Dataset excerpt

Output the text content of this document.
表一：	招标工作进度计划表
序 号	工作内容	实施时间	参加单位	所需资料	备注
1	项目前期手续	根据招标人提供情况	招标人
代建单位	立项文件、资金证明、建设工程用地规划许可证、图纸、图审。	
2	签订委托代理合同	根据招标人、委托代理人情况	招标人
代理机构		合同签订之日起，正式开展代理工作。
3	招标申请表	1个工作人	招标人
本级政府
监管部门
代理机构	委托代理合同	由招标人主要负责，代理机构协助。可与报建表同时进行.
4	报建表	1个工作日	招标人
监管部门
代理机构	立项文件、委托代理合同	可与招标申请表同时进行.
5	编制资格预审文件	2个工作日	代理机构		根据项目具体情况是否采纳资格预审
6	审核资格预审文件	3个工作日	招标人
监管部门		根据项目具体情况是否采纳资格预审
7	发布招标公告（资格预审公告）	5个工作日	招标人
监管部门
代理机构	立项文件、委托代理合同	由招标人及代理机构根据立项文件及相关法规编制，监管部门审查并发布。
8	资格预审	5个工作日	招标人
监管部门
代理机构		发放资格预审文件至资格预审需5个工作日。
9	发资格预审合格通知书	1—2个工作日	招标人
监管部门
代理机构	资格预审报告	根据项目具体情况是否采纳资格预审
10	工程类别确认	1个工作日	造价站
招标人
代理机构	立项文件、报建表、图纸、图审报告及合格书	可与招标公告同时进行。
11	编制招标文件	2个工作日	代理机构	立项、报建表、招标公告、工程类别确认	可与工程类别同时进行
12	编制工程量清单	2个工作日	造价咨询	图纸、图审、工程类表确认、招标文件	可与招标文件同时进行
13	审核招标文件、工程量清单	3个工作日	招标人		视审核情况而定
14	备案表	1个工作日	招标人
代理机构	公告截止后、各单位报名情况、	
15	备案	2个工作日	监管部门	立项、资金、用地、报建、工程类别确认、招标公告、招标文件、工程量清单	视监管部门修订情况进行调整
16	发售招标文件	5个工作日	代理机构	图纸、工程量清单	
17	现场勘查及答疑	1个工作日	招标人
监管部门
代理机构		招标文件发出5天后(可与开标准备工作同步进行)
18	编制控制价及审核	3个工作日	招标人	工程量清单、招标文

_INSTRUCTIONS TO FOLLOW:_ Copy out all the entries shown above, character for character.

_ANSWER TO THE TASK:_
Output the text content of this document.
表一：	招标工作进度计划表
序 号	工作内容	实施时间	参加单位	所需资料	备注
1	项目前期手续	根据招标人提供情况	招标人
代建单位	立项文件、资金证明、建设工程用地规划许可证、图纸、图审。	
2	签订委托代理合同	根据招标人、委托代理人情况	招标人
代理机构		合同签订之日起，正式开展代理工作。
3	招标申请表	1个工作人	招标人
本级政府
监管部门
代理机构	委托代理合同	由招标人主要负责，代理机构协助。可与报建表同时进行.
4	报建表	1个工作日	招标人
监管部门
代理机构	立项文件、委托代理合同	可与招标申请表同时进行.
5	编制资格预审文件	2个工作日	代理机构		根据项目具体情况是否采纳资格预审
6	审核资格预审文件	3个工作日	招标人
监管部门		根据项目具体情况是否采纳资格预审
7	发布招标公告（资格预审公告）	5个工作日	招标人
监管部门
代理机构	立项文件、委托代理合同	由招标人及代理机构根据立项文件及相关法规编制，监管部门审查并发布。
8	资格预审	5个工作日	招标人
监管部门
代理机构		发放资格预审文件至资格预审需5个工作日。
9	发资格预审合格通知书	1—2个工作日	招标人
监管部门
代理机构	资格预审报告	根据项目具体情况是否采纳资格预审
10	工程类别确认	1个工作日	造价站
招标人
代理机构	立项文件、报建表、图纸、图审报告及合格书	可与招标公告同时进行。
11	编制招标文件	2个工作日	代理机构	立项、报建表、招标公告、工程类别确认	可与工程类别同时进行
12	编制工程量清单	2个工作日	造价咨询	图纸、图审、工程类表确认、招标文件	可与招标文件同时进行
13	审核招标文件、工程量清单	3个工作日	招标人		视审核情况而定
14	备案表	1个工作日	招标人
代理机构	公告截止后、各单位报名情况、	
15	备案	2个工作日	监管部门	立项、资金、用地、报建、工程类别确认、招标公告、招标文件、工程量清单	视监管部门修订情况进行调整
16	发售招标文件	5个工作日	代理机构	图纸、工程量清单	
17	现场勘查及答疑	1个工作日	招标人
监管部门
代理机构		招标文件发出5天后(可与开标准备工作同步进行)
18	编制控制价及审核	3个工作日	招标人	工程量清单、招标文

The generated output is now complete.